▶ Goal of the exercise
Work out how many lines of the listing hold the string "Knife", then answer with that number and nothing else.
····················
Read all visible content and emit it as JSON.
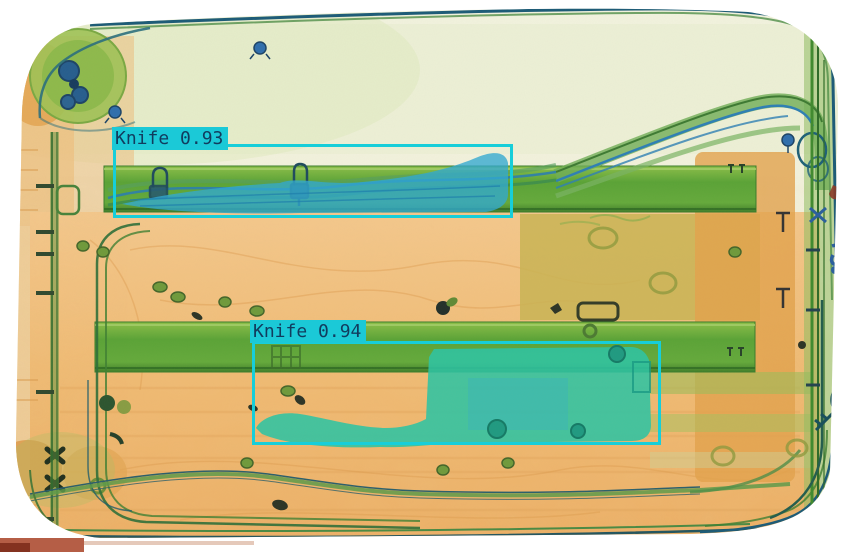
{
  "scene": {
    "type": "xray-baggage-scan"
  },
  "style": {
    "box_color": "#17ced9",
    "label_bg": "#1bc9d7",
    "label_text_color": "#113c5e"
  },
  "detections": [
    {
      "label": "Knife",
      "confidence": "0.93",
      "display_text": "Knife 0.93",
      "box": {
        "x": 113,
        "y": 144,
        "width": 400,
        "height": 74
      },
      "label_box": {
        "x": 112,
        "y": 127
      }
    },
    {
      "label": "Knife",
      "confidence": "0.94",
      "display_text": "Knife 0.94",
      "box": {
        "x": 252,
        "y": 341,
        "width": 409,
        "height": 104
      },
      "label_box": {
        "x": 250,
        "y": 320
      }
    }
  ]
}
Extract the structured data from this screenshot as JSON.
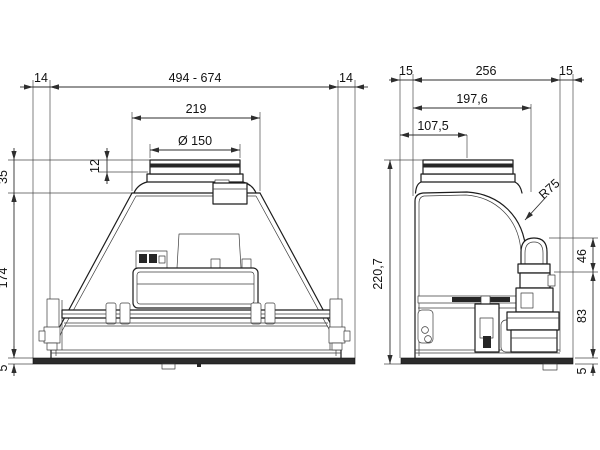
{
  "drawing": {
    "type": "technical-dimension-drawing",
    "views": {
      "front_view": {
        "dim_flange_overhang_left": "14",
        "dim_width_range": "494 - 674",
        "dim_flange_overhang_right": "14",
        "dim_top_plate_width": "219",
        "dim_duct_diameter": "Ø 150",
        "dim_collar_ring_height": "12",
        "dim_collar_height_above_top": "35",
        "dim_body_height": "174",
        "dim_flange_thickness": "5"
      },
      "side_view": {
        "dim_flange_overhang_front": "15",
        "dim_depth": "256",
        "dim_flange_overhang_rear": "15",
        "dim_body_depth": "197,6",
        "dim_duct_center_offset": "107,5",
        "dim_corner_radius": "R75",
        "dim_total_height": "220,7",
        "dim_bracket_upper_height": "46",
        "dim_bracket_lower_height": "83",
        "dim_flange_thickness": "5"
      }
    },
    "colors": {
      "line": "#1c1c1c",
      "dim_line": "#2e2e2e",
      "dark_fill": "#262626",
      "background": "#ffffff"
    }
  }
}
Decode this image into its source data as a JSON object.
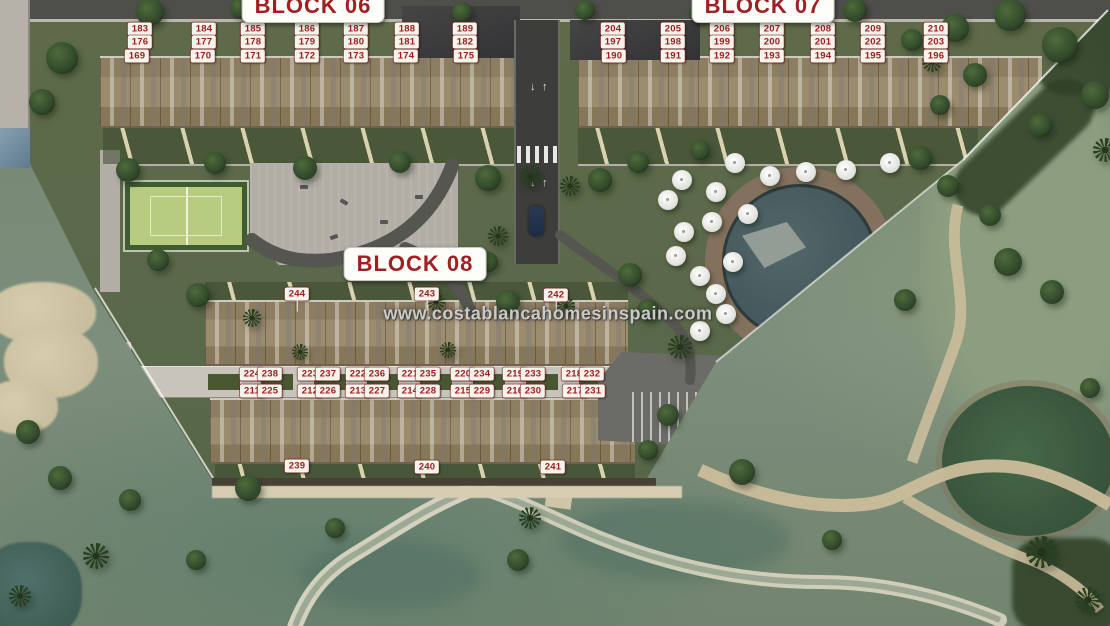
{
  "site": {
    "watermark": "www.costablancahomesinspain.com",
    "blocks": [
      {
        "id": "block-06",
        "title": "BLOCK 06",
        "x": 313,
        "y": 6
      },
      {
        "id": "block-07",
        "title": "BLOCK 07",
        "x": 763,
        "y": 6
      },
      {
        "id": "block-08",
        "title": "BLOCK 08",
        "x": 415,
        "y": 264
      }
    ],
    "road_markings": {
      "up_arrow": "↑",
      "down_arrow": "↓"
    },
    "unit_labels": [
      {
        "n": "183",
        "x": 140,
        "y": 29
      },
      {
        "n": "184",
        "x": 204,
        "y": 29
      },
      {
        "n": "185",
        "x": 253,
        "y": 29
      },
      {
        "n": "186",
        "x": 307,
        "y": 29
      },
      {
        "n": "187",
        "x": 356,
        "y": 29
      },
      {
        "n": "188",
        "x": 407,
        "y": 29
      },
      {
        "n": "189",
        "x": 465,
        "y": 29
      },
      {
        "n": "176",
        "x": 140,
        "y": 42
      },
      {
        "n": "177",
        "x": 204,
        "y": 42
      },
      {
        "n": "178",
        "x": 253,
        "y": 42
      },
      {
        "n": "179",
        "x": 307,
        "y": 42
      },
      {
        "n": "180",
        "x": 356,
        "y": 42
      },
      {
        "n": "181",
        "x": 407,
        "y": 42
      },
      {
        "n": "182",
        "x": 465,
        "y": 42
      },
      {
        "n": "169",
        "x": 137,
        "y": 56
      },
      {
        "n": "170",
        "x": 203,
        "y": 56
      },
      {
        "n": "171",
        "x": 253,
        "y": 56
      },
      {
        "n": "172",
        "x": 307,
        "y": 56
      },
      {
        "n": "173",
        "x": 356,
        "y": 56
      },
      {
        "n": "174",
        "x": 406,
        "y": 56
      },
      {
        "n": "175",
        "x": 466,
        "y": 56
      },
      {
        "n": "204",
        "x": 613,
        "y": 29
      },
      {
        "n": "205",
        "x": 673,
        "y": 29
      },
      {
        "n": "206",
        "x": 722,
        "y": 29
      },
      {
        "n": "207",
        "x": 772,
        "y": 29
      },
      {
        "n": "208",
        "x": 823,
        "y": 29
      },
      {
        "n": "209",
        "x": 873,
        "y": 29
      },
      {
        "n": "210",
        "x": 936,
        "y": 29
      },
      {
        "n": "197",
        "x": 613,
        "y": 42
      },
      {
        "n": "198",
        "x": 673,
        "y": 42
      },
      {
        "n": "199",
        "x": 722,
        "y": 42
      },
      {
        "n": "200",
        "x": 772,
        "y": 42
      },
      {
        "n": "201",
        "x": 823,
        "y": 42
      },
      {
        "n": "202",
        "x": 873,
        "y": 42
      },
      {
        "n": "203",
        "x": 936,
        "y": 42
      },
      {
        "n": "190",
        "x": 614,
        "y": 56
      },
      {
        "n": "191",
        "x": 673,
        "y": 56
      },
      {
        "n": "192",
        "x": 722,
        "y": 56
      },
      {
        "n": "193",
        "x": 772,
        "y": 56
      },
      {
        "n": "194",
        "x": 823,
        "y": 56
      },
      {
        "n": "195",
        "x": 873,
        "y": 56
      },
      {
        "n": "196",
        "x": 936,
        "y": 56
      },
      {
        "n": "244",
        "x": 297,
        "y": 294,
        "leader": "down"
      },
      {
        "n": "243",
        "x": 427,
        "y": 294,
        "leader": "down"
      },
      {
        "n": "242",
        "x": 556,
        "y": 295,
        "leader": "down"
      },
      {
        "n": "224",
        "x": 252,
        "y": 374
      },
      {
        "n": "238",
        "x": 270,
        "y": 374
      },
      {
        "n": "223",
        "x": 310,
        "y": 374
      },
      {
        "n": "237",
        "x": 328,
        "y": 374
      },
      {
        "n": "222",
        "x": 358,
        "y": 374
      },
      {
        "n": "236",
        "x": 377,
        "y": 374
      },
      {
        "n": "221",
        "x": 410,
        "y": 374
      },
      {
        "n": "235",
        "x": 428,
        "y": 374
      },
      {
        "n": "220",
        "x": 463,
        "y": 374
      },
      {
        "n": "234",
        "x": 482,
        "y": 374
      },
      {
        "n": "219",
        "x": 515,
        "y": 374
      },
      {
        "n": "233",
        "x": 533,
        "y": 374
      },
      {
        "n": "218",
        "x": 574,
        "y": 374
      },
      {
        "n": "232",
        "x": 592,
        "y": 374
      },
      {
        "n": "211",
        "x": 252,
        "y": 391
      },
      {
        "n": "225",
        "x": 270,
        "y": 391
      },
      {
        "n": "212",
        "x": 310,
        "y": 391
      },
      {
        "n": "226",
        "x": 328,
        "y": 391
      },
      {
        "n": "213",
        "x": 358,
        "y": 391
      },
      {
        "n": "227",
        "x": 377,
        "y": 391
      },
      {
        "n": "214",
        "x": 410,
        "y": 391
      },
      {
        "n": "228",
        "x": 428,
        "y": 391
      },
      {
        "n": "215",
        "x": 463,
        "y": 391
      },
      {
        "n": "229",
        "x": 482,
        "y": 391
      },
      {
        "n": "216",
        "x": 515,
        "y": 391
      },
      {
        "n": "230",
        "x": 533,
        "y": 391
      },
      {
        "n": "217",
        "x": 575,
        "y": 391
      },
      {
        "n": "231",
        "x": 593,
        "y": 391
      },
      {
        "n": "239",
        "x": 297,
        "y": 466
      },
      {
        "n": "240",
        "x": 427,
        "y": 467
      },
      {
        "n": "241",
        "x": 553,
        "y": 467
      }
    ],
    "colors": {
      "label_red": "#9e1b1e",
      "label_bg": "#f7f3ea",
      "road": "#3d3d3b",
      "parcel_grass": "#5c684a",
      "golf_grass": "#7c8d7b",
      "building_tan": "#93836a",
      "pool_water": "#44585a",
      "bunker_sand": "#cfc6a8",
      "plaza_gray": "#b2aea6",
      "court_green": "#b7cc80"
    },
    "scenery": {
      "umbrellas": [
        [
          735,
          163
        ],
        [
          770,
          176
        ],
        [
          806,
          172
        ],
        [
          846,
          170
        ],
        [
          890,
          163
        ],
        [
          682,
          180
        ],
        [
          716,
          192
        ],
        [
          748,
          214
        ],
        [
          668,
          200
        ],
        [
          684,
          232
        ],
        [
          712,
          222
        ],
        [
          676,
          256
        ],
        [
          700,
          276
        ],
        [
          733,
          262
        ],
        [
          716,
          294
        ],
        [
          726,
          314
        ],
        [
          700,
          331
        ]
      ],
      "trees": [
        [
          62,
          58,
          16
        ],
        [
          42,
          102,
          13
        ],
        [
          150,
          12,
          14
        ],
        [
          240,
          8,
          10
        ],
        [
          350,
          6,
          12
        ],
        [
          128,
          170,
          12
        ],
        [
          215,
          163,
          11
        ],
        [
          305,
          168,
          12
        ],
        [
          400,
          162,
          11
        ],
        [
          488,
          178,
          13
        ],
        [
          462,
          12,
          10
        ],
        [
          585,
          10,
          10
        ],
        [
          700,
          12,
          11
        ],
        [
          855,
          10,
          12
        ],
        [
          912,
          40,
          11
        ],
        [
          955,
          28,
          14
        ],
        [
          1010,
          15,
          16
        ],
        [
          1060,
          45,
          18
        ],
        [
          1095,
          95,
          14
        ],
        [
          1040,
          125,
          12
        ],
        [
          975,
          75,
          12
        ],
        [
          940,
          105,
          10
        ],
        [
          600,
          180,
          12
        ],
        [
          638,
          162,
          11
        ],
        [
          920,
          158,
          12
        ],
        [
          948,
          186,
          11
        ],
        [
          630,
          275,
          12
        ],
        [
          648,
          310,
          11
        ],
        [
          700,
          150,
          10
        ],
        [
          508,
          302,
          12
        ],
        [
          488,
          262,
          10
        ],
        [
          198,
          295,
          12
        ],
        [
          158,
          260,
          11
        ],
        [
          668,
          415,
          11
        ],
        [
          648,
          450,
          10
        ],
        [
          248,
          488,
          13
        ],
        [
          130,
          500,
          11
        ],
        [
          60,
          478,
          12
        ],
        [
          335,
          528,
          10
        ],
        [
          28,
          432,
          12
        ],
        [
          742,
          472,
          13
        ],
        [
          832,
          540,
          10
        ],
        [
          518,
          560,
          11
        ],
        [
          196,
          560,
          10
        ],
        [
          905,
          300,
          11
        ],
        [
          1008,
          262,
          14
        ],
        [
          1052,
          292,
          12
        ],
        [
          990,
          215,
          11
        ],
        [
          1090,
          388,
          10
        ]
      ],
      "palms": [
        [
          680,
          347,
          12
        ],
        [
          530,
          176,
          11
        ],
        [
          570,
          186,
          10
        ],
        [
          498,
          236,
          10
        ],
        [
          1042,
          552,
          16
        ],
        [
          1088,
          600,
          13
        ],
        [
          96,
          556,
          13
        ],
        [
          20,
          596,
          11
        ],
        [
          436,
          302,
          9
        ],
        [
          252,
          318,
          9
        ],
        [
          566,
          306,
          9
        ],
        [
          530,
          518,
          11
        ],
        [
          448,
          350,
          8
        ],
        [
          300,
          352,
          8
        ],
        [
          1105,
          150,
          12
        ],
        [
          932,
          62,
          10
        ]
      ]
    }
  }
}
····················
▶ Completed exercise
4